Your objective =
Duplicate every line of the material below without any changes.

Raw records =
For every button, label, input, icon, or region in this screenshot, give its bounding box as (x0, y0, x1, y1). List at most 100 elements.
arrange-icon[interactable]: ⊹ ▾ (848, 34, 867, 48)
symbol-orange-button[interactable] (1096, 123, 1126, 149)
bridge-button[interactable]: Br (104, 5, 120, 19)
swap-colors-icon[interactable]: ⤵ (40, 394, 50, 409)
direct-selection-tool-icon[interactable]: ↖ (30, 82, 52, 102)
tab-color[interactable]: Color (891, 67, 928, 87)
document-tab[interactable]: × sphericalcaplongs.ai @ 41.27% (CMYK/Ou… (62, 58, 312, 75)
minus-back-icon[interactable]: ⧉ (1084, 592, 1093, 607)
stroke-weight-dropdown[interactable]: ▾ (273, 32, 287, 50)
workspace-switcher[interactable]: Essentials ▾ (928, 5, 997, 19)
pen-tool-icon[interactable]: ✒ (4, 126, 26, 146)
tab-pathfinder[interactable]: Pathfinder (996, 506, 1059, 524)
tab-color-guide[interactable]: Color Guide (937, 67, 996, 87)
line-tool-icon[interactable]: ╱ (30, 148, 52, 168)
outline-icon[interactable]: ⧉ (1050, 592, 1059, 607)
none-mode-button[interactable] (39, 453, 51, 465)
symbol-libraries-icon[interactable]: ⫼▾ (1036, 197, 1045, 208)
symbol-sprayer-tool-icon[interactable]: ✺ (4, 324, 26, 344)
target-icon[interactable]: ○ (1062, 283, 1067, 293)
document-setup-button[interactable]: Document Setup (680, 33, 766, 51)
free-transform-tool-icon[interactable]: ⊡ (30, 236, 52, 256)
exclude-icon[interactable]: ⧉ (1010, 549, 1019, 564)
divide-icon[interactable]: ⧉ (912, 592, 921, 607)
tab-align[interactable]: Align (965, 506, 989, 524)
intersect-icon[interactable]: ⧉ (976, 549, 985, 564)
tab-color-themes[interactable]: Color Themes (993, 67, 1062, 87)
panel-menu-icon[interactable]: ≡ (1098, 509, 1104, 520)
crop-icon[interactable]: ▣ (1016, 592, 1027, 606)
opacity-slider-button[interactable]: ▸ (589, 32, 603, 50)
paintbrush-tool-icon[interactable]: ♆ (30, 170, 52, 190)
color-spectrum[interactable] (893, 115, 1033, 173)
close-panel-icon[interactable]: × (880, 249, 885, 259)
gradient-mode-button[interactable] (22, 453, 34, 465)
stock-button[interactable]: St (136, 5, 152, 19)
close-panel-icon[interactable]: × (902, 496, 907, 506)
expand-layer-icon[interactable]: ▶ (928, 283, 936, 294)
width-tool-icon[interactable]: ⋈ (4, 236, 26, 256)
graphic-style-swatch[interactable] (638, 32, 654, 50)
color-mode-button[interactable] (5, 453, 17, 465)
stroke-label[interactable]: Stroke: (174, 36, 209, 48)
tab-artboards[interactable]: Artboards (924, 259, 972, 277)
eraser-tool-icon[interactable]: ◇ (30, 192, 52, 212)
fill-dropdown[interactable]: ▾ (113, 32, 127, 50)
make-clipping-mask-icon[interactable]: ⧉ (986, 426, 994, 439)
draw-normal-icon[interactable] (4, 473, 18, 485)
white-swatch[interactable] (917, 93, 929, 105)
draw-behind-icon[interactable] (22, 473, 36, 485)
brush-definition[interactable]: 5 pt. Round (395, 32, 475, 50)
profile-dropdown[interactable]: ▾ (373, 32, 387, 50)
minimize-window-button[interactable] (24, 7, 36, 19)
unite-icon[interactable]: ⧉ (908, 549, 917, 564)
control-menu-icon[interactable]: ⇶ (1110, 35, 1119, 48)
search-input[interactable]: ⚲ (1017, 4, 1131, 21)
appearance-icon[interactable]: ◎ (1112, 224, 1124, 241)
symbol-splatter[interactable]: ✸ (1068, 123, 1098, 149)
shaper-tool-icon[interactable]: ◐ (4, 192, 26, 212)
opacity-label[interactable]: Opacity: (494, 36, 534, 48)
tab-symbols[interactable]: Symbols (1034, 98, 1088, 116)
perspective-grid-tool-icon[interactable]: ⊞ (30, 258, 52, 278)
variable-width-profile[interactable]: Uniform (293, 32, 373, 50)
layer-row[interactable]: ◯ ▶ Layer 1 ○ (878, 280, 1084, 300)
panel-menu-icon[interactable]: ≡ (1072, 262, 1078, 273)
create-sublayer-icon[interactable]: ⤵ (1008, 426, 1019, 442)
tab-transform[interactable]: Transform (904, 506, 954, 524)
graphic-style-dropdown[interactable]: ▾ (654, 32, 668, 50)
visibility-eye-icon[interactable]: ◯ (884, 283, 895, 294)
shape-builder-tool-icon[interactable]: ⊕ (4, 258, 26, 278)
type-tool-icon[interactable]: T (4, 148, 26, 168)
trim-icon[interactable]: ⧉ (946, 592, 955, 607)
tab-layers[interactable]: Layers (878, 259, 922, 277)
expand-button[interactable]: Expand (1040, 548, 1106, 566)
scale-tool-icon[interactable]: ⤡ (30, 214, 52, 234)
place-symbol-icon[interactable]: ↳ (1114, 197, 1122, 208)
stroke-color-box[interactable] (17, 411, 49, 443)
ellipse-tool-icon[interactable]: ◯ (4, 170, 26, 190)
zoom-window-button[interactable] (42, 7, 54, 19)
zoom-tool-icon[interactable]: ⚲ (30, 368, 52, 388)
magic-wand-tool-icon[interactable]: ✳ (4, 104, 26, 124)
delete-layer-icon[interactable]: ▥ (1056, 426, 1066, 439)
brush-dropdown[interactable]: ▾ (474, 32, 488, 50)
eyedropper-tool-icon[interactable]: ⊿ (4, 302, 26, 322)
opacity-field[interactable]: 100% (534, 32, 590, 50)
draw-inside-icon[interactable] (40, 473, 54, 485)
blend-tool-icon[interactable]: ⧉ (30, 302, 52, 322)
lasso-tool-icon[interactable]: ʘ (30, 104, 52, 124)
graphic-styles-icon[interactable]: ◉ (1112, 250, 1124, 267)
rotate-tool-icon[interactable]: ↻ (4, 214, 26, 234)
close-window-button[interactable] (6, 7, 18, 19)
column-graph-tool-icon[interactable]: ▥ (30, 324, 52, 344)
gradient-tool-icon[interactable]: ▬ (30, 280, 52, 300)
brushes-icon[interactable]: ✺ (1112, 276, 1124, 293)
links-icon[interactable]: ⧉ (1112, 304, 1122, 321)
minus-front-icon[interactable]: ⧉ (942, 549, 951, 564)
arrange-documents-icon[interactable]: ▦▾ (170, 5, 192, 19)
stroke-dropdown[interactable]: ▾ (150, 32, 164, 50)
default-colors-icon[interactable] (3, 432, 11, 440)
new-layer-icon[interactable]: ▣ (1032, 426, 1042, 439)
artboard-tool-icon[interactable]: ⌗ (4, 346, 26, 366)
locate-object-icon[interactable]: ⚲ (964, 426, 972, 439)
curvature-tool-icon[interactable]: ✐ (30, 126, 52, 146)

Solution to this problem =
For every button, label, input, icon, or region in this screenshot, give its bounding box as (x0, y0, x1, y1). List at most 100 elements.
arrange-icon[interactable]: ⊹ ▾ (848, 34, 867, 48)
symbol-orange-button[interactable] (1096, 123, 1126, 149)
bridge-button[interactable]: Br (104, 5, 120, 19)
swap-colors-icon[interactable]: ⤵ (40, 394, 50, 409)
direct-selection-tool-icon[interactable]: ↖ (30, 82, 52, 102)
tab-color[interactable]: Color (891, 67, 928, 87)
document-tab[interactable]: × sphericalcaplongs.ai @ 41.27% (CMYK/Ou… (62, 58, 312, 75)
minus-back-icon[interactable]: ⧉ (1084, 592, 1093, 607)
stroke-weight-dropdown[interactable]: ▾ (273, 32, 287, 50)
workspace-switcher[interactable]: Essentials ▾ (928, 5, 997, 19)
pen-tool-icon[interactable]: ✒ (4, 126, 26, 146)
tab-pathfinder[interactable]: Pathfinder (996, 506, 1059, 524)
tab-color-guide[interactable]: Color Guide (937, 67, 996, 87)
line-tool-icon[interactable]: ╱ (30, 148, 52, 168)
outline-icon[interactable]: ⧉ (1050, 592, 1059, 607)
none-mode-button[interactable] (39, 453, 51, 465)
symbol-libraries-icon[interactable]: ⫼▾ (1036, 197, 1045, 208)
symbol-sprayer-tool-icon[interactable]: ✺ (4, 324, 26, 344)
target-icon[interactable]: ○ (1062, 283, 1067, 293)
document-setup-button[interactable]: Document Setup (680, 33, 766, 51)
free-transform-tool-icon[interactable]: ⊡ (30, 236, 52, 256)
exclude-icon[interactable]: ⧉ (1010, 549, 1019, 564)
divide-icon[interactable]: ⧉ (912, 592, 921, 607)
tab-align[interactable]: Align (965, 506, 989, 524)
intersect-icon[interactable]: ⧉ (976, 549, 985, 564)
tab-color-themes[interactable]: Color Themes (993, 67, 1062, 87)
panel-menu-icon[interactable]: ≡ (1098, 509, 1104, 520)
crop-icon[interactable]: ▣ (1016, 592, 1027, 606)
opacity-slider-button[interactable]: ▸ (589, 32, 603, 50)
paintbrush-tool-icon[interactable]: ♆ (30, 170, 52, 190)
color-spectrum[interactable] (893, 115, 1033, 173)
close-panel-icon[interactable]: × (880, 249, 885, 259)
gradient-mode-button[interactable] (22, 453, 34, 465)
stock-button[interactable]: St (136, 5, 152, 19)
close-panel-icon[interactable]: × (902, 496, 907, 506)
expand-layer-icon[interactable]: ▶ (928, 283, 936, 294)
width-tool-icon[interactable]: ⋈ (4, 236, 26, 256)
graphic-style-swatch[interactable] (638, 32, 654, 50)
color-mode-button[interactable] (5, 453, 17, 465)
stroke-label[interactable]: Stroke: (174, 36, 209, 48)
tab-artboards[interactable]: Artboards (924, 259, 972, 277)
eraser-tool-icon[interactable]: ◇ (30, 192, 52, 212)
fill-dropdown[interactable]: ▾ (113, 32, 127, 50)
make-clipping-mask-icon[interactable]: ⧉ (986, 426, 994, 439)
draw-normal-icon[interactable] (4, 473, 18, 485)
white-swatch[interactable] (917, 93, 929, 105)
draw-behind-icon[interactable] (22, 473, 36, 485)
brush-definition[interactable]: 5 pt. Round (395, 32, 475, 50)
profile-dropdown[interactable]: ▾ (373, 32, 387, 50)
minimize-window-button[interactable] (24, 7, 36, 19)
unite-icon[interactable]: ⧉ (908, 549, 917, 564)
control-menu-icon[interactable]: ⇶ (1110, 35, 1119, 48)
search-input[interactable]: ⚲ (1017, 4, 1131, 21)
appearance-icon[interactable]: ◎ (1112, 224, 1124, 241)
symbol-splatter[interactable]: ✸ (1068, 123, 1098, 149)
shaper-tool-icon[interactable]: ◐ (4, 192, 26, 212)
opacity-label[interactable]: Opacity: (494, 36, 534, 48)
tab-symbols[interactable]: Symbols (1034, 98, 1088, 116)
perspective-grid-tool-icon[interactable]: ⊞ (30, 258, 52, 278)
variable-width-profile[interactable]: Uniform (293, 32, 373, 50)
layer-row[interactable]: ◯ ▶ Layer 1 ○ (878, 280, 1084, 300)
panel-menu-icon[interactable]: ≡ (1072, 262, 1078, 273)
create-sublayer-icon[interactable]: ⤵ (1008, 426, 1019, 442)
tab-transform[interactable]: Transform (904, 506, 954, 524)
graphic-style-dropdown[interactable]: ▾ (654, 32, 668, 50)
visibility-eye-icon[interactable]: ◯ (884, 283, 895, 294)
shape-builder-tool-icon[interactable]: ⊕ (4, 258, 26, 278)
type-tool-icon[interactable]: T (4, 148, 26, 168)
trim-icon[interactable]: ⧉ (946, 592, 955, 607)
tab-layers[interactable]: Layers (878, 259, 922, 277)
expand-button[interactable]: Expand (1040, 548, 1106, 566)
scale-tool-icon[interactable]: ⤡ (30, 214, 52, 234)
place-symbol-icon[interactable]: ↳ (1114, 197, 1122, 208)
stroke-color-box[interactable] (17, 411, 49, 443)
ellipse-tool-icon[interactable]: ◯ (4, 170, 26, 190)
zoom-window-button[interactable] (42, 7, 54, 19)
zoom-tool-icon[interactable]: ⚲ (30, 368, 52, 388)
magic-wand-tool-icon[interactable]: ✳ (4, 104, 26, 124)
delete-layer-icon[interactable]: ▥ (1056, 426, 1066, 439)
brush-dropdown[interactable]: ▾ (474, 32, 488, 50)
eyedropper-tool-icon[interactable]: ⊿ (4, 302, 26, 322)
opacity-field[interactable]: 100% (534, 32, 590, 50)
draw-inside-icon[interactable] (40, 473, 54, 485)
blend-tool-icon[interactable]: ⧉ (30, 302, 52, 322)
lasso-tool-icon[interactable]: ʘ (30, 104, 52, 124)
graphic-styles-icon[interactable]: ◉ (1112, 250, 1124, 267)
rotate-tool-icon[interactable]: ↻ (4, 214, 26, 234)
close-window-button[interactable] (6, 7, 18, 19)
column-graph-tool-icon[interactable]: ▥ (30, 324, 52, 344)
gradient-tool-icon[interactable]: ▬ (30, 280, 52, 300)
brushes-icon[interactable]: ✺ (1112, 276, 1124, 293)
links-icon[interactable]: ⧉ (1112, 304, 1122, 321)
minus-front-icon[interactable]: ⧉ (942, 549, 951, 564)
arrange-documents-icon[interactable]: ▦▾ (170, 5, 192, 19)
stroke-dropdown[interactable]: ▾ (150, 32, 164, 50)
default-colors-icon[interactable] (3, 432, 11, 440)
new-layer-icon[interactable]: ▣ (1032, 426, 1042, 439)
artboard-tool-icon[interactable]: ⌗ (4, 346, 26, 366)
locate-object-icon[interactable]: ⚲ (964, 426, 972, 439)
curvature-tool-icon[interactable]: ✐ (30, 126, 52, 146)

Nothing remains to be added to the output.